**The exercise**. Each record must be retyped in full. No character may differ.

**Exercise data**.
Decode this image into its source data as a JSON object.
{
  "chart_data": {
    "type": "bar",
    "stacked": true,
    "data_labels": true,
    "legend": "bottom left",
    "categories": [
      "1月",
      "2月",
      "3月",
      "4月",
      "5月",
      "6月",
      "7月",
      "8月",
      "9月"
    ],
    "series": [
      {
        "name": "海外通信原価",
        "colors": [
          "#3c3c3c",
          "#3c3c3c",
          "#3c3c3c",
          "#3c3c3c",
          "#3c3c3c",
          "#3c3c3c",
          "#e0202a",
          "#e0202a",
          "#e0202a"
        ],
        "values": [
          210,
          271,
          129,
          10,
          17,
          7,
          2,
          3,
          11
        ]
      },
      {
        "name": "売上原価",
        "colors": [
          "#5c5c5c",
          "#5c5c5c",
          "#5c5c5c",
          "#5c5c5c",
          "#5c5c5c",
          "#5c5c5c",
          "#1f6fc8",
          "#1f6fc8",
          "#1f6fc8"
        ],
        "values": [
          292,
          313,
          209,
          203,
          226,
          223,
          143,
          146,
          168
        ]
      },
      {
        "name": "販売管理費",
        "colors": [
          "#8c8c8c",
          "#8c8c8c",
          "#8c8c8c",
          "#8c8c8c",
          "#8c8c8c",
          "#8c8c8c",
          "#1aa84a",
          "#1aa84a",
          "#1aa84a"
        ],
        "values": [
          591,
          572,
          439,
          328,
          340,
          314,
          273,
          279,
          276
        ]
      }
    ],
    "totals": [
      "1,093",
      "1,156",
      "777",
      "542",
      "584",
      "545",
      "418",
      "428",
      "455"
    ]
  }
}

**Completed exercise**.
Decode this image into its source data as a JSON object.
{
  "chart_data": {
    "type": "bar",
    "stacked": true,
    "data_labels": true,
    "legend": "bottom left",
    "categories": [
      "1月",
      "2月",
      "3月",
      "4月",
      "5月",
      "6月",
      "7月",
      "8月",
      "9月"
    ],
    "series": [
      {
        "name": "海外通信原価",
        "colors": [
          "#3c3c3c",
          "#3c3c3c",
          "#3c3c3c",
          "#3c3c3c",
          "#3c3c3c",
          "#3c3c3c",
          "#e0202a",
          "#e0202a",
          "#e0202a"
        ],
        "values": [
          210,
          271,
          129,
          10,
          17,
          7,
          2,
          3,
          11
        ]
      },
      {
        "name": "売上原価",
        "colors": [
          "#5c5c5c",
          "#5c5c5c",
          "#5c5c5c",
          "#5c5c5c",
          "#5c5c5c",
          "#5c5c5c",
          "#1f6fc8",
          "#1f6fc8",
          "#1f6fc8"
        ],
        "values": [
          292,
          313,
          209,
          203,
          226,
          223,
          143,
          146,
          168
        ]
      },
      {
        "name": "販売管理費",
        "colors": [
          "#8c8c8c",
          "#8c8c8c",
          "#8c8c8c",
          "#8c8c8c",
          "#8c8c8c",
          "#8c8c8c",
          "#1aa84a",
          "#1aa84a",
          "#1aa84a"
        ],
        "values": [
          591,
          572,
          439,
          328,
          340,
          314,
          273,
          279,
          276
        ]
      }
    ],
    "totals": [
      "1,093",
      "1,156",
      "777",
      "542",
      "584",
      "545",
      "418",
      "428",
      "455"
    ]
  }
}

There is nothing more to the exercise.